■ Extracted records

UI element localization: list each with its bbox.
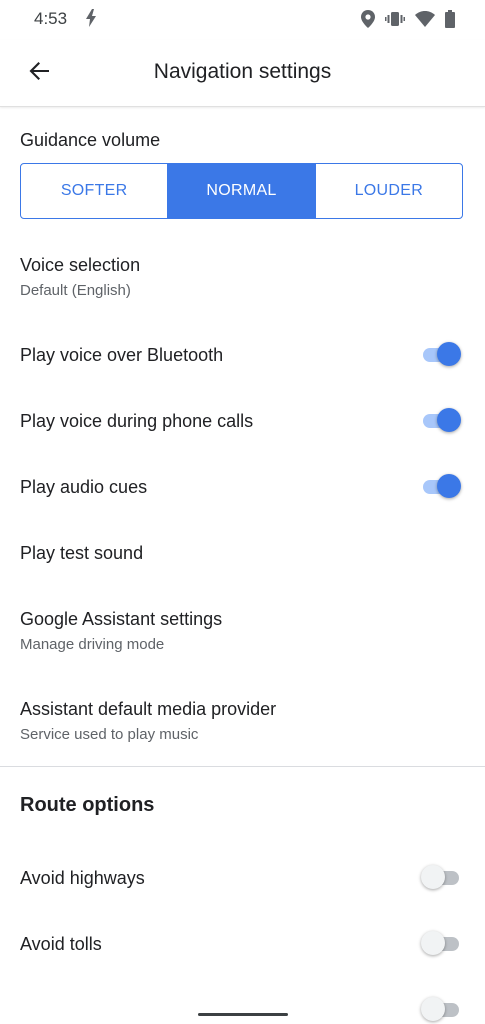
play-audio-cues-label: Play audio cues: [20, 477, 148, 497]
volume-softer-button[interactable]: SOFTER: [21, 164, 167, 218]
next-route-option-toggle[interactable]: [421, 997, 461, 1023]
media-provider-row[interactable]: Assistant default media provider Service…: [20, 699, 465, 743]
status-bar: 4:53: [0, 0, 485, 40]
assistant-settings-subtitle: Manage driving mode: [20, 636, 165, 653]
volume-louder-button[interactable]: LOUDER: [314, 164, 462, 218]
play-voice-bluetooth-row[interactable]: Play voice over Bluetooth: [20, 345, 465, 366]
home-indicator[interactable]: [198, 1013, 288, 1016]
avoid-highways-label: Avoid highways: [20, 868, 145, 888]
route-options-heading: Route options: [20, 794, 155, 816]
location-icon: [361, 10, 375, 33]
play-voice-calls-label: Play voice during phone calls: [20, 411, 254, 431]
assistant-settings-title: Google Assistant settings: [20, 609, 223, 629]
avoid-tolls-toggle[interactable]: [421, 931, 461, 957]
media-provider-subtitle: Service used to play music: [20, 726, 199, 743]
play-audio-cues-toggle[interactable]: [421, 474, 461, 500]
volume-normal-button[interactable]: NORMAL: [167, 164, 315, 218]
play-test-sound-row[interactable]: Play test sound: [20, 543, 465, 564]
voice-selection-title: Voice selection: [20, 255, 141, 275]
app-bar: Navigation settings: [0, 40, 485, 107]
guidance-volume-selector: SOFTER NORMAL LOUDER: [20, 163, 463, 219]
voice-selection-value: Default (English): [20, 282, 131, 299]
wifi-icon: [415, 11, 435, 32]
status-time: 4:53: [34, 9, 68, 28]
voice-selection-row[interactable]: Voice selection Default (English): [20, 255, 465, 299]
avoid-tolls-label: Avoid tolls: [20, 934, 102, 954]
status-icons: [361, 10, 455, 33]
avoid-highways-toggle[interactable]: [421, 865, 461, 891]
page-title: Navigation settings: [153, 60, 332, 83]
play-test-sound-label: Play test sound: [20, 543, 144, 563]
battery-icon: [445, 10, 455, 33]
guidance-volume-label: Guidance volume: [20, 130, 161, 150]
assistant-settings-row[interactable]: Google Assistant settings Manage driving…: [20, 609, 465, 653]
media-provider-title: Assistant default media provider: [20, 699, 277, 719]
play-voice-calls-toggle[interactable]: [421, 408, 461, 434]
play-voice-bluetooth-label: Play voice over Bluetooth: [20, 345, 224, 365]
play-audio-cues-row[interactable]: Play audio cues: [20, 477, 465, 498]
flash-icon: [84, 9, 98, 32]
avoid-highways-row[interactable]: Avoid highways: [20, 868, 465, 889]
avoid-tolls-row[interactable]: Avoid tolls: [20, 934, 465, 955]
section-divider: [0, 766, 485, 767]
vibrate-icon: [385, 11, 405, 32]
play-voice-bluetooth-toggle[interactable]: [421, 342, 461, 368]
play-voice-calls-row[interactable]: Play voice during phone calls: [20, 411, 465, 432]
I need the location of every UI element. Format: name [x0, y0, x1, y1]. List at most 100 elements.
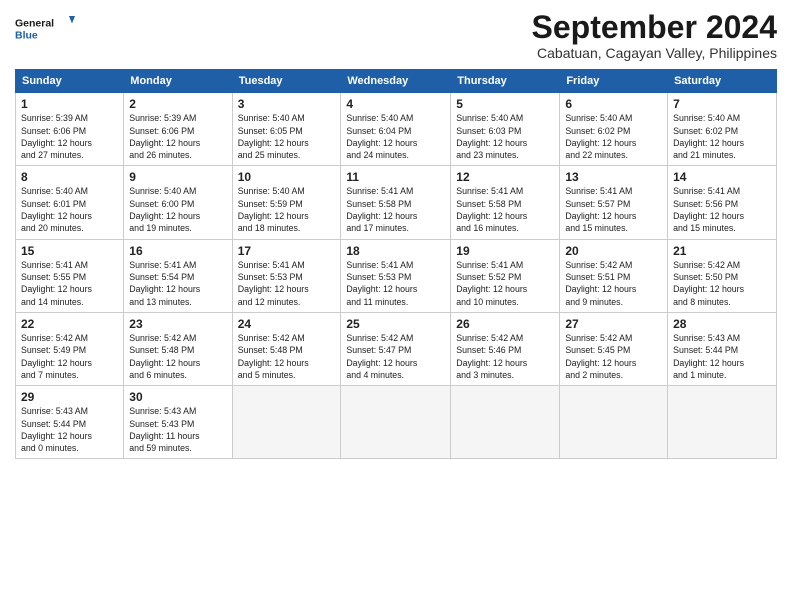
day-number: 16: [129, 244, 226, 258]
calendar-day-cell: 16Sunrise: 5:41 AM Sunset: 5:54 PM Dayli…: [124, 239, 232, 312]
day-info: Sunrise: 5:41 AM Sunset: 5:52 PM Dayligh…: [456, 259, 554, 308]
day-number: 14: [673, 170, 771, 184]
calendar-day-cell: 11Sunrise: 5:41 AM Sunset: 5:58 PM Dayli…: [341, 166, 451, 239]
svg-text:General: General: [15, 18, 54, 30]
calendar-day-cell: 23Sunrise: 5:42 AM Sunset: 5:48 PM Dayli…: [124, 312, 232, 385]
calendar-week-row: 15Sunrise: 5:41 AM Sunset: 5:55 PM Dayli…: [16, 239, 777, 312]
day-info: Sunrise: 5:43 AM Sunset: 5:44 PM Dayligh…: [21, 405, 118, 454]
main-title: September 2024: [532, 10, 777, 45]
calendar-day-cell: 21Sunrise: 5:42 AM Sunset: 5:50 PM Dayli…: [668, 239, 777, 312]
day-info: Sunrise: 5:40 AM Sunset: 6:00 PM Dayligh…: [129, 185, 226, 234]
day-info: Sunrise: 5:43 AM Sunset: 5:44 PM Dayligh…: [673, 332, 771, 381]
day-number: 7: [673, 97, 771, 111]
day-info: Sunrise: 5:41 AM Sunset: 5:57 PM Dayligh…: [565, 185, 662, 234]
day-number: 12: [456, 170, 554, 184]
calendar-day-cell: 13Sunrise: 5:41 AM Sunset: 5:57 PM Dayli…: [560, 166, 668, 239]
calendar-day-cell: [451, 386, 560, 459]
day-info: Sunrise: 5:42 AM Sunset: 5:45 PM Dayligh…: [565, 332, 662, 381]
calendar-day-cell: [668, 386, 777, 459]
day-info: Sunrise: 5:39 AM Sunset: 6:06 PM Dayligh…: [129, 112, 226, 161]
day-number: 17: [238, 244, 336, 258]
calendar-day-cell: 4Sunrise: 5:40 AM Sunset: 6:04 PM Daylig…: [341, 93, 451, 166]
day-info: Sunrise: 5:42 AM Sunset: 5:51 PM Dayligh…: [565, 259, 662, 308]
day-info: Sunrise: 5:40 AM Sunset: 6:03 PM Dayligh…: [456, 112, 554, 161]
page: General Blue September 2024 Cabatuan, Ca…: [0, 0, 792, 612]
calendar-week-row: 29Sunrise: 5:43 AM Sunset: 5:44 PM Dayli…: [16, 386, 777, 459]
day-number: 13: [565, 170, 662, 184]
calendar-week-row: 22Sunrise: 5:42 AM Sunset: 5:49 PM Dayli…: [16, 312, 777, 385]
day-number: 22: [21, 317, 118, 331]
calendar-day-cell: 1Sunrise: 5:39 AM Sunset: 6:06 PM Daylig…: [16, 93, 124, 166]
day-info: Sunrise: 5:42 AM Sunset: 5:46 PM Dayligh…: [456, 332, 554, 381]
calendar-day-cell: 22Sunrise: 5:42 AM Sunset: 5:49 PM Dayli…: [16, 312, 124, 385]
title-block: September 2024 Cabatuan, Cagayan Valley,…: [532, 10, 777, 61]
day-number: 30: [129, 390, 226, 404]
day-number: 24: [238, 317, 336, 331]
calendar-day-cell: 9Sunrise: 5:40 AM Sunset: 6:00 PM Daylig…: [124, 166, 232, 239]
day-number: 23: [129, 317, 226, 331]
day-info: Sunrise: 5:41 AM Sunset: 5:58 PM Dayligh…: [346, 185, 445, 234]
calendar-day-cell: 27Sunrise: 5:42 AM Sunset: 5:45 PM Dayli…: [560, 312, 668, 385]
header-tuesday: Tuesday: [232, 70, 341, 93]
calendar-day-cell: 29Sunrise: 5:43 AM Sunset: 5:44 PM Dayli…: [16, 386, 124, 459]
logo: General Blue: [15, 10, 75, 46]
calendar-day-cell: [560, 386, 668, 459]
svg-text:Blue: Blue: [15, 30, 38, 42]
day-info: Sunrise: 5:42 AM Sunset: 5:49 PM Dayligh…: [21, 332, 118, 381]
day-info: Sunrise: 5:40 AM Sunset: 5:59 PM Dayligh…: [238, 185, 336, 234]
day-number: 10: [238, 170, 336, 184]
day-number: 19: [456, 244, 554, 258]
calendar-day-cell: 7Sunrise: 5:40 AM Sunset: 6:02 PM Daylig…: [668, 93, 777, 166]
day-info: Sunrise: 5:39 AM Sunset: 6:06 PM Dayligh…: [21, 112, 118, 161]
day-number: 26: [456, 317, 554, 331]
day-number: 3: [238, 97, 336, 111]
calendar-week-row: 8Sunrise: 5:40 AM Sunset: 6:01 PM Daylig…: [16, 166, 777, 239]
day-info: Sunrise: 5:41 AM Sunset: 5:53 PM Dayligh…: [346, 259, 445, 308]
day-number: 29: [21, 390, 118, 404]
logo-svg: General Blue: [15, 10, 75, 46]
day-number: 25: [346, 317, 445, 331]
subtitle: Cabatuan, Cagayan Valley, Philippines: [532, 45, 777, 61]
calendar-day-cell: 14Sunrise: 5:41 AM Sunset: 5:56 PM Dayli…: [668, 166, 777, 239]
day-info: Sunrise: 5:43 AM Sunset: 5:43 PM Dayligh…: [129, 405, 226, 454]
calendar-day-cell: 17Sunrise: 5:41 AM Sunset: 5:53 PM Dayli…: [232, 239, 341, 312]
day-number: 6: [565, 97, 662, 111]
calendar-week-row: 1Sunrise: 5:39 AM Sunset: 6:06 PM Daylig…: [16, 93, 777, 166]
calendar-day-cell: 18Sunrise: 5:41 AM Sunset: 5:53 PM Dayli…: [341, 239, 451, 312]
header-saturday: Saturday: [668, 70, 777, 93]
day-info: Sunrise: 5:42 AM Sunset: 5:50 PM Dayligh…: [673, 259, 771, 308]
calendar-day-cell: 26Sunrise: 5:42 AM Sunset: 5:46 PM Dayli…: [451, 312, 560, 385]
header: General Blue September 2024 Cabatuan, Ca…: [15, 10, 777, 61]
day-info: Sunrise: 5:40 AM Sunset: 6:02 PM Dayligh…: [673, 112, 771, 161]
day-info: Sunrise: 5:40 AM Sunset: 6:01 PM Dayligh…: [21, 185, 118, 234]
calendar-day-cell: 8Sunrise: 5:40 AM Sunset: 6:01 PM Daylig…: [16, 166, 124, 239]
calendar-table: SundayMondayTuesdayWednesdayThursdayFrid…: [15, 69, 777, 459]
calendar-day-cell: 6Sunrise: 5:40 AM Sunset: 6:02 PM Daylig…: [560, 93, 668, 166]
calendar-day-cell: 5Sunrise: 5:40 AM Sunset: 6:03 PM Daylig…: [451, 93, 560, 166]
header-friday: Friday: [560, 70, 668, 93]
calendar-day-cell: 12Sunrise: 5:41 AM Sunset: 5:58 PM Dayli…: [451, 166, 560, 239]
day-number: 21: [673, 244, 771, 258]
day-info: Sunrise: 5:42 AM Sunset: 5:47 PM Dayligh…: [346, 332, 445, 381]
day-number: 18: [346, 244, 445, 258]
day-info: Sunrise: 5:41 AM Sunset: 5:58 PM Dayligh…: [456, 185, 554, 234]
calendar-day-cell: 15Sunrise: 5:41 AM Sunset: 5:55 PM Dayli…: [16, 239, 124, 312]
day-number: 5: [456, 97, 554, 111]
day-info: Sunrise: 5:40 AM Sunset: 6:05 PM Dayligh…: [238, 112, 336, 161]
day-number: 27: [565, 317, 662, 331]
day-number: 2: [129, 97, 226, 111]
day-info: Sunrise: 5:42 AM Sunset: 5:48 PM Dayligh…: [129, 332, 226, 381]
calendar-day-cell: 30Sunrise: 5:43 AM Sunset: 5:43 PM Dayli…: [124, 386, 232, 459]
day-info: Sunrise: 5:41 AM Sunset: 5:53 PM Dayligh…: [238, 259, 336, 308]
day-info: Sunrise: 5:41 AM Sunset: 5:55 PM Dayligh…: [21, 259, 118, 308]
day-info: Sunrise: 5:41 AM Sunset: 5:56 PM Dayligh…: [673, 185, 771, 234]
header-sunday: Sunday: [16, 70, 124, 93]
calendar-day-cell: 19Sunrise: 5:41 AM Sunset: 5:52 PM Dayli…: [451, 239, 560, 312]
day-number: 11: [346, 170, 445, 184]
header-monday: Monday: [124, 70, 232, 93]
calendar-day-cell: [232, 386, 341, 459]
calendar-day-cell: 24Sunrise: 5:42 AM Sunset: 5:48 PM Dayli…: [232, 312, 341, 385]
day-info: Sunrise: 5:42 AM Sunset: 5:48 PM Dayligh…: [238, 332, 336, 381]
day-number: 28: [673, 317, 771, 331]
day-number: 8: [21, 170, 118, 184]
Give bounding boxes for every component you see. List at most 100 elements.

■ What you need to do
Can you lay out as a numbered list, skipping blank lines, the part of the records that opens with the line containing "play-audio-cues-label: Play audio" and closes with the line containing "assistant-settings-title: Google Assistant", both of those lines included?

■ Reply
1. play-audio-cues-label: Play audio cues: [20, 477, 148, 497]
2. volume-softer-button[interactable]: SOFTER: [21, 164, 167, 218]
3. next-route-option-toggle[interactable]: [421, 997, 461, 1023]
4. media-provider-row[interactable]: Assistant default media provider Service…: [20, 699, 465, 743]
5. status-bar: 4:53: [0, 0, 485, 40]
6. assistant-settings-subtitle: Manage driving mode: [20, 636, 165, 653]
7. volume-louder-button[interactable]: LOUDER: [314, 164, 462, 218]
8. play-voice-bluetooth-row[interactable]: Play voice over Bluetooth: [20, 345, 465, 366]
9. home-indicator[interactable]: [198, 1013, 288, 1016]
10. avoid-highways-label: Avoid highways: [20, 868, 145, 888]
11. route-options-heading: Route options: [20, 794, 155, 816]
12. location-icon: [361, 10, 375, 33]
13. play-voice-calls-label: Play voice during phone calls: [20, 411, 254, 431]
14. assistant-settings-title: Google Assistant settings: [20, 609, 223, 629]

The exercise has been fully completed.